## TASK
Write out the material again exactly, please, and omit the pictures.
--- start DATA EXCERPTS ---
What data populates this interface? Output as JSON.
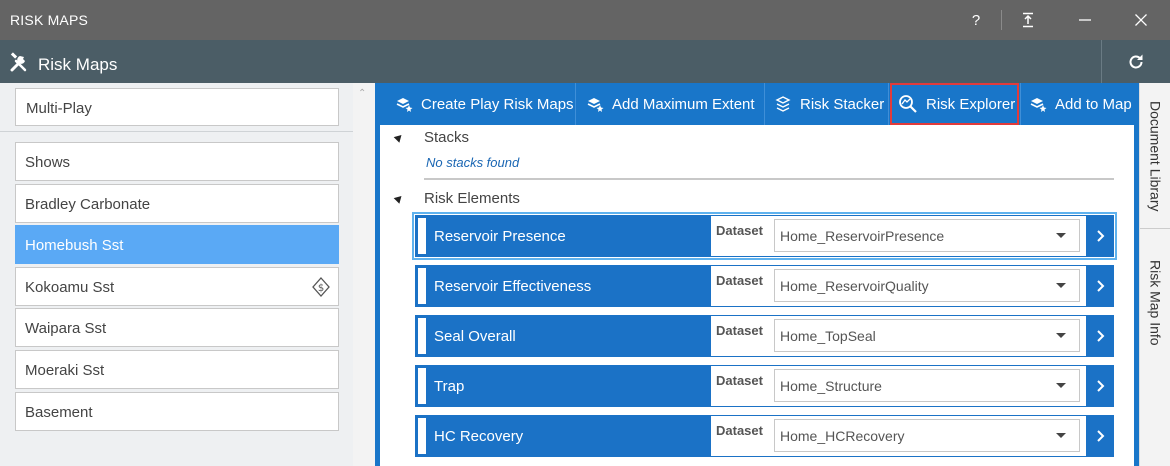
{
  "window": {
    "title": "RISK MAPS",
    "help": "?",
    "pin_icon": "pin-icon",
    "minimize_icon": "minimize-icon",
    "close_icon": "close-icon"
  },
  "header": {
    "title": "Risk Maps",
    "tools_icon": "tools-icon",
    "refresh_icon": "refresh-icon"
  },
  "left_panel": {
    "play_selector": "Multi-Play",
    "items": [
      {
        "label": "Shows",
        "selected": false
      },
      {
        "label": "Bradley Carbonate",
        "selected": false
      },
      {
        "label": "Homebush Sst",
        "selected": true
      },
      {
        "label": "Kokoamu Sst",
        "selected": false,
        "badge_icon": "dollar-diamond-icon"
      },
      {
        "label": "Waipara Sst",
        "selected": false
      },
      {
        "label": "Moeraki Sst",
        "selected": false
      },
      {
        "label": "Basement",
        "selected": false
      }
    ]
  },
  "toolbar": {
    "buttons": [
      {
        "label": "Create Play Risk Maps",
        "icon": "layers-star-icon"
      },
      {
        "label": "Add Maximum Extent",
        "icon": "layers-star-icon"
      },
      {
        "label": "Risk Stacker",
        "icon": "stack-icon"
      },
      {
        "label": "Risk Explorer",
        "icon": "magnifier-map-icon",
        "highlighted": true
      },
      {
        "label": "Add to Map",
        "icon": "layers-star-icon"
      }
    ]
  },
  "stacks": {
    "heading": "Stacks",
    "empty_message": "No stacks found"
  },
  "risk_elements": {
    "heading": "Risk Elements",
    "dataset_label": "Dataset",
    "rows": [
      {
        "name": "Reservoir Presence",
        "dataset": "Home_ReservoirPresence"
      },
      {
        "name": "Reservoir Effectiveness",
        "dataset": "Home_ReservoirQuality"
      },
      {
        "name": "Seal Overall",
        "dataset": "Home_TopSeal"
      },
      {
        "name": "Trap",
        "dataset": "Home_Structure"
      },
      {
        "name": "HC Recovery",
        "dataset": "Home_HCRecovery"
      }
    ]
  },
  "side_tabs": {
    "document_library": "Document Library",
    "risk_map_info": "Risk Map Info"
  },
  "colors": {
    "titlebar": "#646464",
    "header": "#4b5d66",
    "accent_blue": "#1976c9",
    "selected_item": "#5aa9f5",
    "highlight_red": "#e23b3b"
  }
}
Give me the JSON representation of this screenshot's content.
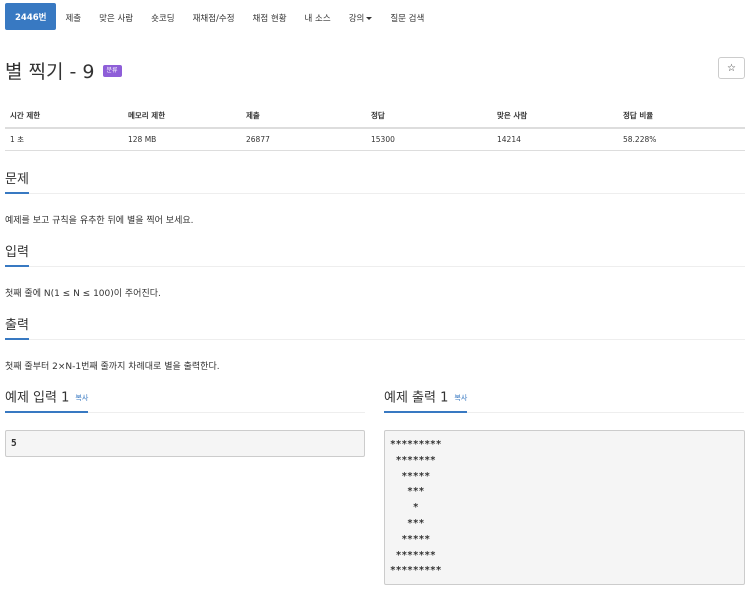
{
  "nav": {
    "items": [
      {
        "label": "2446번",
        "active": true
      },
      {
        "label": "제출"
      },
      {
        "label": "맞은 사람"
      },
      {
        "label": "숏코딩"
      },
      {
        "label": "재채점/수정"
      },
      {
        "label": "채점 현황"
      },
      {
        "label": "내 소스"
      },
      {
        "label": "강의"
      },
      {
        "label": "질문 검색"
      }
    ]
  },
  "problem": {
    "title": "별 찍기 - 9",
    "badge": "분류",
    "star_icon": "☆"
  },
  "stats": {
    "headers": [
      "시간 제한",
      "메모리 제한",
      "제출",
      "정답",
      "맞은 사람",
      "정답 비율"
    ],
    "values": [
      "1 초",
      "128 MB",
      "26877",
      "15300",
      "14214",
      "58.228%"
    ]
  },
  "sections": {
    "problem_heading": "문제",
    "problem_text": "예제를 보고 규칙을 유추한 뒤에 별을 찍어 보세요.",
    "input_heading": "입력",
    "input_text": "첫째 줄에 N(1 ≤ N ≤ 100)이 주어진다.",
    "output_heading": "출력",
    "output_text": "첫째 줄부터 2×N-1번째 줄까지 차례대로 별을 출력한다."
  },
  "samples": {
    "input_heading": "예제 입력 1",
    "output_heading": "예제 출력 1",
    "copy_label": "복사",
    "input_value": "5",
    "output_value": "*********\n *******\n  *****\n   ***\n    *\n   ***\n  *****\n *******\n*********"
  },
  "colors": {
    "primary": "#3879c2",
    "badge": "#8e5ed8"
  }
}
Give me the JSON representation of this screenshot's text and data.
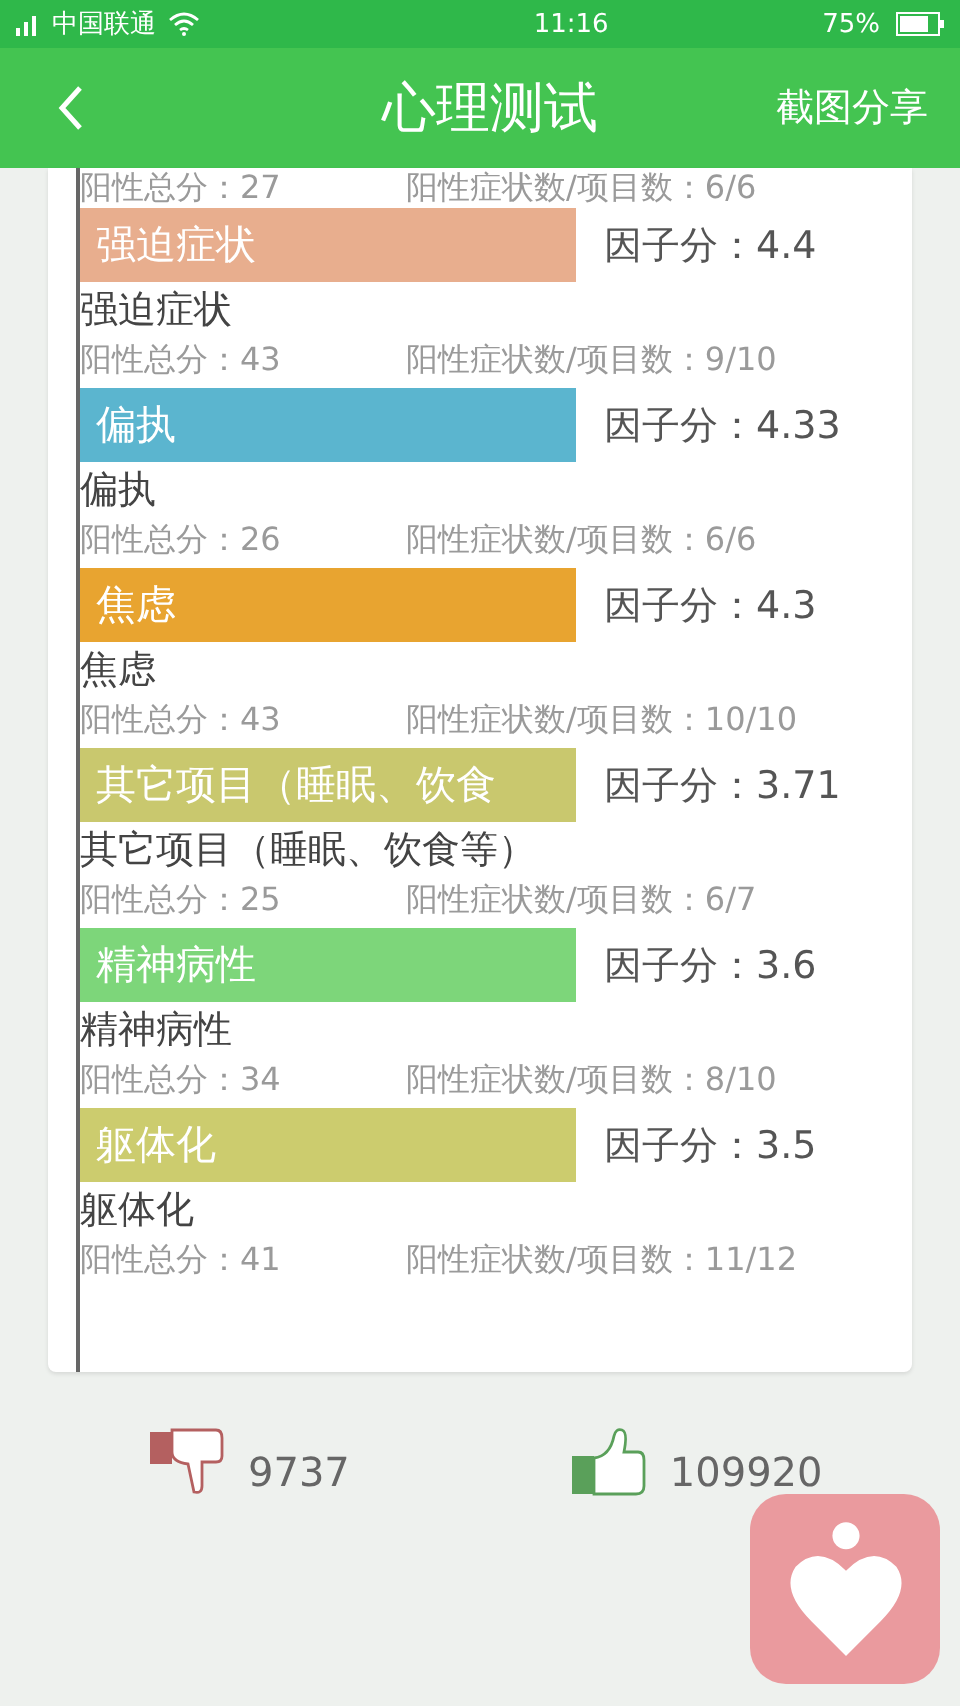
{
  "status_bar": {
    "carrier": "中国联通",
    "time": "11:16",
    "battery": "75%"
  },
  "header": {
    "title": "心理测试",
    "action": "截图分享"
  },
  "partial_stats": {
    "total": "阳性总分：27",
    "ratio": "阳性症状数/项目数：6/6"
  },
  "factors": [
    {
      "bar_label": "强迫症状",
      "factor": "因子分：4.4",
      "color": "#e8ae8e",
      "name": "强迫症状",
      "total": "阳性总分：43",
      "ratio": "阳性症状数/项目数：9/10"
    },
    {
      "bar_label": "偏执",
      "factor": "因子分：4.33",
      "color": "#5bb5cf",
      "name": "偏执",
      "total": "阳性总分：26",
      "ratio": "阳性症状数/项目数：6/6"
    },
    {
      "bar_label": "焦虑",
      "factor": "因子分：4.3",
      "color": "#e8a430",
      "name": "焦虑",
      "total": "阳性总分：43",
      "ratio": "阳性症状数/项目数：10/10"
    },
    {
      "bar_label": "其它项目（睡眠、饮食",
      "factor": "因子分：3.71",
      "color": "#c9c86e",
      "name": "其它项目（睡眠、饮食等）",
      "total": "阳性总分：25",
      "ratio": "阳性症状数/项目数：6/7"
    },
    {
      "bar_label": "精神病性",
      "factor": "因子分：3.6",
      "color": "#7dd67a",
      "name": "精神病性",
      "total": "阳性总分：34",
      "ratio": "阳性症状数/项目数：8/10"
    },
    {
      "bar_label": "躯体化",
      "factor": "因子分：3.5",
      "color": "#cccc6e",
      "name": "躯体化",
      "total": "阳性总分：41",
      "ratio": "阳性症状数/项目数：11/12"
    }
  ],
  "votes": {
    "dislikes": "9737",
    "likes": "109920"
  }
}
--- end DATA EXCERPTS ---
## REPLY TO THE TASK
What data populates this interface? Output as JSON.
{
  "window": {
    "title": "RISK MAPS",
    "help": "?",
    "pin_icon": "pin-icon",
    "minimize_icon": "minimize-icon",
    "close_icon": "close-icon"
  },
  "header": {
    "title": "Risk Maps",
    "tools_icon": "tools-icon",
    "refresh_icon": "refresh-icon"
  },
  "left_panel": {
    "play_selector": "Multi-Play",
    "items": [
      {
        "label": "Shows",
        "selected": false
      },
      {
        "label": "Bradley Carbonate",
        "selected": false
      },
      {
        "label": "Homebush Sst",
        "selected": true
      },
      {
        "label": "Kokoamu Sst",
        "selected": false,
        "badge_icon": "dollar-diamond-icon"
      },
      {
        "label": "Waipara Sst",
        "selected": false
      },
      {
        "label": "Moeraki Sst",
        "selected": false
      },
      {
        "label": "Basement",
        "selected": false
      }
    ]
  },
  "toolbar": {
    "buttons": [
      {
        "label": "Create Play Risk Maps",
        "icon": "layers-star-icon"
      },
      {
        "label": "Add Maximum Extent",
        "icon": "layers-star-icon"
      },
      {
        "label": "Risk Stacker",
        "icon": "stack-icon"
      },
      {
        "label": "Risk Explorer",
        "icon": "magnifier-map-icon",
        "highlighted": true
      },
      {
        "label": "Add to Map",
        "icon": "layers-star-icon"
      }
    ]
  },
  "stacks": {
    "heading": "Stacks",
    "empty_message": "No stacks found"
  },
  "risk_elements": {
    "heading": "Risk Elements",
    "dataset_label": "Dataset",
    "rows": [
      {
        "name": "Reservoir Presence",
        "dataset": "Home_ReservoirPresence"
      },
      {
        "name": "Reservoir Effectiveness",
        "dataset": "Home_ReservoirQuality"
      },
      {
        "name": "Seal Overall",
        "dataset": "Home_TopSeal"
      },
      {
        "name": "Trap",
        "dataset": "Home_Structure"
      },
      {
        "name": "HC Recovery",
        "dataset": "Home_HCRecovery"
      }
    ]
  },
  "side_tabs": {
    "document_library": "Document Library",
    "risk_map_info": "Risk Map Info"
  },
  "colors": {
    "titlebar": "#646464",
    "header": "#4b5d66",
    "accent_blue": "#1976c9",
    "selected_item": "#5aa9f5",
    "highlight_red": "#e23b3b"
  }
}
Give me the JSON representation of this screenshot's content.
{
  "nav": {
    "items": [
      {
        "label": "2446번",
        "active": true
      },
      {
        "label": "제출"
      },
      {
        "label": "맞은 사람"
      },
      {
        "label": "숏코딩"
      },
      {
        "label": "재채점/수정"
      },
      {
        "label": "채점 현황"
      },
      {
        "label": "내 소스"
      },
      {
        "label": "강의"
      },
      {
        "label": "질문 검색"
      }
    ]
  },
  "problem": {
    "title": "별 찍기 - 9",
    "badge": "분류",
    "star_icon": "☆"
  },
  "stats": {
    "headers": [
      "시간 제한",
      "메모리 제한",
      "제출",
      "정답",
      "맞은 사람",
      "정답 비율"
    ],
    "values": [
      "1 초",
      "128 MB",
      "26877",
      "15300",
      "14214",
      "58.228%"
    ]
  },
  "sections": {
    "problem_heading": "문제",
    "problem_text": "예제를 보고 규칙을 유추한 뒤에 별을 찍어 보세요.",
    "input_heading": "입력",
    "input_text": "첫째 줄에 N(1 ≤ N ≤ 100)이 주어진다.",
    "output_heading": "출력",
    "output_text": "첫째 줄부터 2×N-1번째 줄까지 차례대로 별을 출력한다."
  },
  "samples": {
    "input_heading": "예제 입력 1",
    "output_heading": "예제 출력 1",
    "copy_label": "복사",
    "input_value": "5",
    "output_value": "*********\n *******\n  *****\n   ***\n    *\n   ***\n  *****\n *******\n*********"
  },
  "colors": {
    "primary": "#3879c2",
    "badge": "#8e5ed8"
  }
}
Give me the JSON representation of this screenshot's text and data.
{
  "status_bar": {
    "carrier": "中国联通",
    "time": "11:16",
    "battery": "75%"
  },
  "header": {
    "title": "心理测试",
    "action": "截图分享"
  },
  "partial_stats": {
    "total": "阳性总分：27",
    "ratio": "阳性症状数/项目数：6/6"
  },
  "factors": [
    {
      "bar_label": "强迫症状",
      "factor": "因子分：4.4",
      "color": "#e8ae8e",
      "name": "强迫症状",
      "total": "阳性总分：43",
      "ratio": "阳性症状数/项目数：9/10"
    },
    {
      "bar_label": "偏执",
      "factor": "因子分：4.33",
      "color": "#5bb5cf",
      "name": "偏执",
      "total": "阳性总分：26",
      "ratio": "阳性症状数/项目数：6/6"
    },
    {
      "bar_label": "焦虑",
      "factor": "因子分：4.3",
      "color": "#e8a430",
      "name": "焦虑",
      "total": "阳性总分：43",
      "ratio": "阳性症状数/项目数：10/10"
    },
    {
      "bar_label": "其它项目（睡眠、饮食",
      "factor": "因子分：3.71",
      "color": "#c9c86e",
      "name": "其它项目（睡眠、饮食等）",
      "total": "阳性总分：25",
      "ratio": "阳性症状数/项目数：6/7"
    },
    {
      "bar_label": "精神病性",
      "factor": "因子分：3.6",
      "color": "#7dd67a",
      "name": "精神病性",
      "total": "阳性总分：34",
      "ratio": "阳性症状数/项目数：8/10"
    },
    {
      "bar_label": "躯体化",
      "factor": "因子分：3.5",
      "color": "#cccc6e",
      "name": "躯体化",
      "total": "阳性总分：41",
      "ratio": "阳性症状数/项目数：11/12"
    }
  ],
  "votes": {
    "dislikes": "9737",
    "likes": "109920"
  }
}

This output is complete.